**Stated goal:** Reproduce all of the material word for word.

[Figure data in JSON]
>>>>

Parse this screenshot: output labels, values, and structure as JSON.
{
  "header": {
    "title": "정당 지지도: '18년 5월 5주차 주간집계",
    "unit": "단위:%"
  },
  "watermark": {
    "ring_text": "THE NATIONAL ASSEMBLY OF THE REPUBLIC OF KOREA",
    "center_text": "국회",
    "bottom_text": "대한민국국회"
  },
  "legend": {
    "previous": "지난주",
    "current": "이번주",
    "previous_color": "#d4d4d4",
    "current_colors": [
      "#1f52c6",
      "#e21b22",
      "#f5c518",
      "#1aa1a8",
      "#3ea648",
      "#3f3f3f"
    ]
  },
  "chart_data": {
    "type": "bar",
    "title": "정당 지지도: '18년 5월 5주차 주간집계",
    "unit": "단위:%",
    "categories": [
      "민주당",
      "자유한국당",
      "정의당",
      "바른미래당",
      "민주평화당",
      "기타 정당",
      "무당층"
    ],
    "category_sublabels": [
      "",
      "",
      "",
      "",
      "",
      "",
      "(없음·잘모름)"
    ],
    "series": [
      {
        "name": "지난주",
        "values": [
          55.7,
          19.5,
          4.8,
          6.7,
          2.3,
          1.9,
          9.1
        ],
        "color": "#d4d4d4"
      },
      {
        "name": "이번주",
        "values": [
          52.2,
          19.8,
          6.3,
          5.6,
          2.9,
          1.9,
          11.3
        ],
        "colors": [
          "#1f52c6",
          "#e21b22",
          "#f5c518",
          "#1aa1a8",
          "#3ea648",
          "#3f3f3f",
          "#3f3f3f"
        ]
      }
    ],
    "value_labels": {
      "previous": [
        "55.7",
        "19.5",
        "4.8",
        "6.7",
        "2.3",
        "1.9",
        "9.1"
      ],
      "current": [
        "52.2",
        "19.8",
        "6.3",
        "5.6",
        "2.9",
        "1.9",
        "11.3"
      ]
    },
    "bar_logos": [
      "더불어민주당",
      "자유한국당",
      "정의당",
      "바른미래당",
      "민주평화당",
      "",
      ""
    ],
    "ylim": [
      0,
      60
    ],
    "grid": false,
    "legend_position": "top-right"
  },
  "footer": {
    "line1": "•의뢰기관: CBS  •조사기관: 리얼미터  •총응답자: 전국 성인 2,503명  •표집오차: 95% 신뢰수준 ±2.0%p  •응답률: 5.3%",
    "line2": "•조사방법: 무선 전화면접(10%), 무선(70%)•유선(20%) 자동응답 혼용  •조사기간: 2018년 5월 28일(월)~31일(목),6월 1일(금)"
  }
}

<<<<

**Task response:**
Parse this screenshot: output labels, values, and structure as JSON.
{
  "header": {
    "title": "정당 지지도: '18년 5월 5주차 주간집계",
    "unit": "단위:%"
  },
  "watermark": {
    "ring_text": "THE NATIONAL ASSEMBLY OF THE REPUBLIC OF KOREA",
    "center_text": "국회",
    "bottom_text": "대한민국국회"
  },
  "legend": {
    "previous": "지난주",
    "current": "이번주",
    "previous_color": "#d4d4d4",
    "current_colors": [
      "#1f52c6",
      "#e21b22",
      "#f5c518",
      "#1aa1a8",
      "#3ea648",
      "#3f3f3f"
    ]
  },
  "chart_data": {
    "type": "bar",
    "title": "정당 지지도: '18년 5월 5주차 주간집계",
    "unit": "단위:%",
    "categories": [
      "민주당",
      "자유한국당",
      "정의당",
      "바른미래당",
      "민주평화당",
      "기타 정당",
      "무당층"
    ],
    "category_sublabels": [
      "",
      "",
      "",
      "",
      "",
      "",
      "(없음·잘모름)"
    ],
    "series": [
      {
        "name": "지난주",
        "values": [
          55.7,
          19.5,
          4.8,
          6.7,
          2.3,
          1.9,
          9.1
        ],
        "color": "#d4d4d4"
      },
      {
        "name": "이번주",
        "values": [
          52.2,
          19.8,
          6.3,
          5.6,
          2.9,
          1.9,
          11.3
        ],
        "colors": [
          "#1f52c6",
          "#e21b22",
          "#f5c518",
          "#1aa1a8",
          "#3ea648",
          "#3f3f3f",
          "#3f3f3f"
        ]
      }
    ],
    "value_labels": {
      "previous": [
        "55.7",
        "19.5",
        "4.8",
        "6.7",
        "2.3",
        "1.9",
        "9.1"
      ],
      "current": [
        "52.2",
        "19.8",
        "6.3",
        "5.6",
        "2.9",
        "1.9",
        "11.3"
      ]
    },
    "bar_logos": [
      "더불어민주당",
      "자유한국당",
      "정의당",
      "바른미래당",
      "민주평화당",
      "",
      ""
    ],
    "ylim": [
      0,
      60
    ],
    "grid": false,
    "legend_position": "top-right"
  },
  "footer": {
    "line1": "•의뢰기관: CBS  •조사기관: 리얼미터  •총응답자: 전국 성인 2,503명  •표집오차: 95% 신뢰수준 ±2.0%p  •응답률: 5.3%",
    "line2": "•조사방법: 무선 전화면접(10%), 무선(70%)•유선(20%) 자동응답 혼용  •조사기간: 2018년 5월 28일(월)~31일(목),6월 1일(금)"
  }
}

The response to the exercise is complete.